Begin ITEMS

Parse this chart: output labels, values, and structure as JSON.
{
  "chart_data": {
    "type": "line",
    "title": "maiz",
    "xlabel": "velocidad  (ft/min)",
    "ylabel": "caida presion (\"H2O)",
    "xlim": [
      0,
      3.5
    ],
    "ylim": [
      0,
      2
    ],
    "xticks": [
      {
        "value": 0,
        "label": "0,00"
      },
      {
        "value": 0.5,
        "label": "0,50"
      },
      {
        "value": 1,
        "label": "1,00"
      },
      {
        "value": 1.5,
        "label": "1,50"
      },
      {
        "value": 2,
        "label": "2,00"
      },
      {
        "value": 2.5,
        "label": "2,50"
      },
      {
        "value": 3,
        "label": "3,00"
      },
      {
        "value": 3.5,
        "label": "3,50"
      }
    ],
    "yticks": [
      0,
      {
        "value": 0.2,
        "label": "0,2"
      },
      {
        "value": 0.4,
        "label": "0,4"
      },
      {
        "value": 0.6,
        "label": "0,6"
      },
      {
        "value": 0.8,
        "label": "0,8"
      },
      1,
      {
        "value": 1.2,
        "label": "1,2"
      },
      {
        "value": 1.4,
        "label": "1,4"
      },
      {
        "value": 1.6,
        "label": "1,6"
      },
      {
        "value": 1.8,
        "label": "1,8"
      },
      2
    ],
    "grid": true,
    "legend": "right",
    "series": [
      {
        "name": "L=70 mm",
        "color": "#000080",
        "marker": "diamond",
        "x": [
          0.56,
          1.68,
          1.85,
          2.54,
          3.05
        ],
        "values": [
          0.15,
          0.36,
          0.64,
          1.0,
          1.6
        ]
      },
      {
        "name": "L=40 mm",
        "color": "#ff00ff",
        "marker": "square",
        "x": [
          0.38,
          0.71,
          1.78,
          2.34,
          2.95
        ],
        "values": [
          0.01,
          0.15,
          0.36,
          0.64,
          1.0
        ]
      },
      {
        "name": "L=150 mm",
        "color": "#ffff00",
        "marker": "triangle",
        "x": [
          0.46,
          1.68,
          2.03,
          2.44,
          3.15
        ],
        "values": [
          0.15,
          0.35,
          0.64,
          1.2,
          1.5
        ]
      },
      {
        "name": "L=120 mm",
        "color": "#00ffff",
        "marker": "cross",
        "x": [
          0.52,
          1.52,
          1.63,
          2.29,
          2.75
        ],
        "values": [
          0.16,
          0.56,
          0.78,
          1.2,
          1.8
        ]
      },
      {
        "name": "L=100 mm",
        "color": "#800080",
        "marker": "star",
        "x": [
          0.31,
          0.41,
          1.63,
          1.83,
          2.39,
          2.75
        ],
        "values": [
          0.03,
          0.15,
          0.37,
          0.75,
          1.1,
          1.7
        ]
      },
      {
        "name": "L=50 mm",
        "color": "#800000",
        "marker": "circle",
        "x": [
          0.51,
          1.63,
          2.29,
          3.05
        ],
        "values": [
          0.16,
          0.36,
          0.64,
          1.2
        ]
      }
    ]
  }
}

End ITEMS

Select every line of the records holding the string "color".

_EXPECTED OUTPUT_:
        "color": "#000080",
        "color": "#ff00ff",
        "color": "#ffff00",
        "color": "#00ffff",
        "color": "#800080",
        "color": "#800000",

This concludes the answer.